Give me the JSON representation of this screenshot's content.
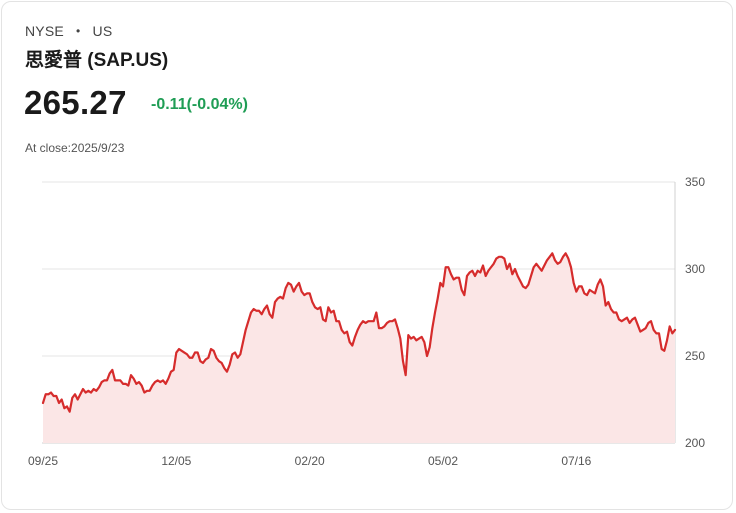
{
  "header": {
    "exchange": "NYSE",
    "region": "US",
    "separator": "•",
    "company_name": "思愛普 (SAP.US)",
    "price": "265.27",
    "change": "-0.11(-0.04%)",
    "close_label": "At close:2025/9/23"
  },
  "colors": {
    "line": "#d62c2c",
    "area_fill": "#fbe6e6",
    "change_text": "#1f9d55",
    "grid": "#e6e6e6"
  },
  "chart_data": {
    "type": "area",
    "title": "",
    "xlabel": "",
    "ylabel": "",
    "ylim": [
      200,
      350
    ],
    "yticks": [
      200,
      250,
      300,
      350
    ],
    "y_axis_position": "right",
    "grid": true,
    "x_ticks": [
      {
        "index": 0,
        "label": "09/25"
      },
      {
        "index": 50,
        "label": "12/05"
      },
      {
        "index": 100,
        "label": "02/20"
      },
      {
        "index": 150,
        "label": "05/02"
      },
      {
        "index": 200,
        "label": "07/16"
      }
    ],
    "series": [
      {
        "name": "SAP.US",
        "values": [
          223,
          228,
          228,
          229,
          227,
          227,
          223,
          225,
          220,
          221,
          218,
          226,
          228,
          225,
          228,
          231,
          229,
          230,
          229,
          231,
          230,
          232,
          235,
          236,
          236,
          240,
          242,
          236,
          236,
          236,
          234,
          234,
          233,
          239,
          237,
          234,
          235,
          233,
          229,
          230,
          230,
          233,
          235,
          236,
          235,
          236,
          234,
          237,
          241,
          242,
          252,
          254,
          253,
          252,
          251,
          249,
          249,
          252,
          252,
          247,
          246,
          248,
          249,
          254,
          253,
          249,
          247,
          246,
          243,
          241,
          245,
          251,
          252,
          249,
          251,
          258,
          265,
          270,
          275,
          277,
          276,
          276,
          274,
          277,
          279,
          274,
          272,
          281,
          283,
          284,
          283,
          289,
          292,
          291,
          287,
          290,
          292,
          287,
          285,
          286,
          286,
          281,
          278,
          277,
          278,
          271,
          270,
          278,
          275,
          276,
          270,
          270,
          265,
          263,
          264,
          258,
          256,
          261,
          265,
          268,
          270,
          269,
          270,
          270,
          270,
          275,
          266,
          266,
          267,
          269,
          270,
          270,
          271,
          266,
          260,
          247,
          239,
          262,
          260,
          261,
          259,
          260,
          261,
          258,
          250,
          255,
          266,
          275,
          283,
          292,
          290,
          301,
          301,
          297,
          294,
          295,
          295,
          288,
          285,
          296,
          298,
          299,
          296,
          299,
          298,
          302,
          296,
          299,
          301,
          303,
          306,
          307,
          307,
          306,
          300,
          303,
          297,
          300,
          296,
          293,
          290,
          289,
          291,
          296,
          301,
          303,
          301,
          299,
          302,
          305,
          307,
          309,
          305,
          303,
          304,
          307,
          309,
          306,
          301,
          292,
          287,
          290,
          290,
          286,
          285,
          288,
          287,
          286,
          291,
          294,
          290,
          279,
          281,
          277,
          275,
          275,
          271,
          270,
          271,
          272,
          269,
          271,
          272,
          268,
          264,
          265,
          266,
          269,
          270,
          265,
          263,
          263,
          254,
          253,
          259,
          267,
          263,
          265
        ]
      }
    ]
  }
}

* **What is expected**
Copy every single line of the material above that holds "index".

* **Solution for this exercise**
        "index": 0,
        "index": 50,
        "index": 100,
        "index": 150,
        "index": 200,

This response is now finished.